_SOURCE EXCERPT_

Patents related to these algorithms have been provisionally filed.

Common Terms

  • "segments" refer to segments of contiguous data on which stimulation is on and the stimulation parameters are constant (e.g., constant amplitude, fundamental frequency, shape, etc.).
  • "gaps" refer to what is in between segments, whether that be missing data, data with stimulation off, data where the stimulation parameters do not match those of the stimulation in the segments, etc.
  • "stimulation" and "artifact" are used interchangeably.
  • "phase shift i" refers to the phase shift between the periodic artifact in the 0-th and i-th segment of data and is associated with the i-th (time) gap in the data.

Notation

Included in comments in the code; typical notation with associated definitions.

  • fs = sample rate in Hz
  • n = number of gaps in the data (or equivalently, total number of segments - 1)

_ENTRIES PROVIDED_

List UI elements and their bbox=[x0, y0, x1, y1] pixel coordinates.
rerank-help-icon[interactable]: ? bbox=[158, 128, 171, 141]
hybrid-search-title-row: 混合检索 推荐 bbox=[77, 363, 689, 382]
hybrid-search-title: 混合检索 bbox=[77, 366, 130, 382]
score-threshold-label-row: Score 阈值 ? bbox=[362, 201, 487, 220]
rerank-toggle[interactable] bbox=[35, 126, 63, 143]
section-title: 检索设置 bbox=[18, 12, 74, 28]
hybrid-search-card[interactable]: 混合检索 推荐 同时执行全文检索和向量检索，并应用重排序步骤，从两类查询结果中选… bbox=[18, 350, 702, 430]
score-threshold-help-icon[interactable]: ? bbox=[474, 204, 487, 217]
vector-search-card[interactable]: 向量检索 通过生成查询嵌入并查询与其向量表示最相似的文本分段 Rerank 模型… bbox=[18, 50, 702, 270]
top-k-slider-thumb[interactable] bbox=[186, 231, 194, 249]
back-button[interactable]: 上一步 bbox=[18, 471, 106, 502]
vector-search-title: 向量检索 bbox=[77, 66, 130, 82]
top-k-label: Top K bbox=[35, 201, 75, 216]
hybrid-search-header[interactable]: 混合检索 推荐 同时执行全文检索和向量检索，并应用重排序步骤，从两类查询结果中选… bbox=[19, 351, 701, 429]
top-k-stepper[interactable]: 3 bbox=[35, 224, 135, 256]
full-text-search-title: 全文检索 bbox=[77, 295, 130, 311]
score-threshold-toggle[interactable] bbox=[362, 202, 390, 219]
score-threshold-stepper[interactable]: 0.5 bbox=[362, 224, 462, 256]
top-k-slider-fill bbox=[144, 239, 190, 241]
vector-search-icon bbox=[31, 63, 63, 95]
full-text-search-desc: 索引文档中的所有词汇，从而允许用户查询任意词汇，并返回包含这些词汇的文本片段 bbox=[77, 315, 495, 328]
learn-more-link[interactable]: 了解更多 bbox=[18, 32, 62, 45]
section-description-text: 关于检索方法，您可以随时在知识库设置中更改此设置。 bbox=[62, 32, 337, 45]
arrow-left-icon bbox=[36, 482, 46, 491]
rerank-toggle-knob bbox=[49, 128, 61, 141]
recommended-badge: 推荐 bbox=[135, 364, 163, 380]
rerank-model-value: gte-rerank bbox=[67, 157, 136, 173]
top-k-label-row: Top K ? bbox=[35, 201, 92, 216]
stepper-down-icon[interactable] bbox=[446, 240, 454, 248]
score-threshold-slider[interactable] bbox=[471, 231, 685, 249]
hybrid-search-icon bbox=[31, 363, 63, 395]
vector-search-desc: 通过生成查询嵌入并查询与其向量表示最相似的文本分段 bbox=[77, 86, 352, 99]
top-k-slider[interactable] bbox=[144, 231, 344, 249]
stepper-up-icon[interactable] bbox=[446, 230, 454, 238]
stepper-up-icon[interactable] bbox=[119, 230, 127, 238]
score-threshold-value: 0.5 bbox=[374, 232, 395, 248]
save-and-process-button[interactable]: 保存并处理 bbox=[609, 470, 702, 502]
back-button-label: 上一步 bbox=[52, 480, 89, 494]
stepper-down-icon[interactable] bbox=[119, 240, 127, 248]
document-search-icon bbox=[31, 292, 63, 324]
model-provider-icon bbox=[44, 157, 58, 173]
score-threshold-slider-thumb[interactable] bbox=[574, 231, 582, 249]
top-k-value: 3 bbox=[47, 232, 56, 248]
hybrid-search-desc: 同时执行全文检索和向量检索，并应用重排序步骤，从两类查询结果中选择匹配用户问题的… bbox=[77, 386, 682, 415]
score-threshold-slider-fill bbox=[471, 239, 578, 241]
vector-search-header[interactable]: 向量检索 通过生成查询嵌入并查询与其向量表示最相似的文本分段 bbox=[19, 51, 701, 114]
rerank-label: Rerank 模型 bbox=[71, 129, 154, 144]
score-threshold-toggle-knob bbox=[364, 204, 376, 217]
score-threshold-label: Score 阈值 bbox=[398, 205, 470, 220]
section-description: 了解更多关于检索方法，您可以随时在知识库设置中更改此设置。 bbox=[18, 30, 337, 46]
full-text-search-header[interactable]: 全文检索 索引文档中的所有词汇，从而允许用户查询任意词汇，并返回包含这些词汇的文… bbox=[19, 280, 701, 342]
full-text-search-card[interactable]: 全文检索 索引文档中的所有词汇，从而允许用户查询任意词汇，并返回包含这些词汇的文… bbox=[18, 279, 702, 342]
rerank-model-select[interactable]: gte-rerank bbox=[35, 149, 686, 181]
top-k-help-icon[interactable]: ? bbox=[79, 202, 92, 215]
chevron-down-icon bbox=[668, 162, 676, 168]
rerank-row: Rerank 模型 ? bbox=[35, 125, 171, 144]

_TASKS_
1. From the stimulation artifact excerpt, reproduce word for word the part that begins with the words containing "Included in comments" and ends with "segments - 1)".
2. Using the stimulation artifact excerpt, answer these:
(a) What does "fs" stand for?
(b) Which two terms are used interchangeably?
(c) What has been provisionally filed?

_RESPONSES BY TASK_
1.
Included in comments in the code; typical notation with associated definitions.

  • fs = sample rate in Hz
  • n = number of gaps in the data (or equivalently, total number of segments - 1)

2.
(a) The sample rate in Hz.
(b) "Stimulation" and "artifact."
(c) Patents related to these algorithms.